WORK TO BE COMPLETED »
Of the lines below, count those containing the word "using". Reply with the number alone.
━━━ EXCERPTED DATA
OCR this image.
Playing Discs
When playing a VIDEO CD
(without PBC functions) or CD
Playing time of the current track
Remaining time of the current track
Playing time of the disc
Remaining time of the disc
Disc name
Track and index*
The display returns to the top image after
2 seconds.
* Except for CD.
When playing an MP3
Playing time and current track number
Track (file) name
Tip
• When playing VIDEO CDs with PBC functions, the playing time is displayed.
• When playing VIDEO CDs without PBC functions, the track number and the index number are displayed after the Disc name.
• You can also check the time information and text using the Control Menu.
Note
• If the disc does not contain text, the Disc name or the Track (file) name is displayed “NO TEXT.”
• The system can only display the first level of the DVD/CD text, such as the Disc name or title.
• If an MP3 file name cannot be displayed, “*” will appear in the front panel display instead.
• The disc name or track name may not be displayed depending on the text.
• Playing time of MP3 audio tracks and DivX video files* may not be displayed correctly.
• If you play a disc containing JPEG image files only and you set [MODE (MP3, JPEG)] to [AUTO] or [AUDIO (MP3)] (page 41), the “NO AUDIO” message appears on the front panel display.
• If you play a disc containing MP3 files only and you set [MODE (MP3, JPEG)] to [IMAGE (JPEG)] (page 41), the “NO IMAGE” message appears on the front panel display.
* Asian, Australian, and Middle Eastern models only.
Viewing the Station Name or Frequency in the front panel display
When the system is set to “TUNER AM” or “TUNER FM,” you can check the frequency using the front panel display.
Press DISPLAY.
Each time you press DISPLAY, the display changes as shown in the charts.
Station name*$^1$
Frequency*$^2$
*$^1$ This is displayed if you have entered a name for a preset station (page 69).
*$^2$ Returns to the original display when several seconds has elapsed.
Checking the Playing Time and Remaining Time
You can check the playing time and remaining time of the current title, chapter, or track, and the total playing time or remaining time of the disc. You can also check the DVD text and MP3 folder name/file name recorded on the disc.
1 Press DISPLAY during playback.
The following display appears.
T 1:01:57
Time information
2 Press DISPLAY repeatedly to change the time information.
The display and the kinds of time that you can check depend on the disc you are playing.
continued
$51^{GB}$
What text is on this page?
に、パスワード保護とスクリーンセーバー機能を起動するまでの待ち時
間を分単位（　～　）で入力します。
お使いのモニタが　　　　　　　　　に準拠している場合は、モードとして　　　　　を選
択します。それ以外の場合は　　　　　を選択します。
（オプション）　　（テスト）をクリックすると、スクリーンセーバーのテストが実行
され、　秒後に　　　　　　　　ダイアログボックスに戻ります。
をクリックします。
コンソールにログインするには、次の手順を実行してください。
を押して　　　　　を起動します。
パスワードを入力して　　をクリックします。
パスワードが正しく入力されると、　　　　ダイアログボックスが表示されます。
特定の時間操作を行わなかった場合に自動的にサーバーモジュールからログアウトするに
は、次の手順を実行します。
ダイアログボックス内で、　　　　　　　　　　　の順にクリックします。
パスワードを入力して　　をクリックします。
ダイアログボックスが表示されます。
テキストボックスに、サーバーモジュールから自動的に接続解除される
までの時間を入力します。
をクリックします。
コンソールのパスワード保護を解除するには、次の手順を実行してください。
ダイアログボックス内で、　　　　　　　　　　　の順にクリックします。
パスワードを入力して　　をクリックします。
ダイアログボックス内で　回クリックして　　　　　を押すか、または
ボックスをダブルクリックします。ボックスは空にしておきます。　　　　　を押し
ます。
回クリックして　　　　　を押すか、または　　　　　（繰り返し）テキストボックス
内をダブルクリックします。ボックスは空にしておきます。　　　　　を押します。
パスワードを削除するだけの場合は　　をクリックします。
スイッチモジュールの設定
━━━━━━
RESPONSE TO THIS TASK »
2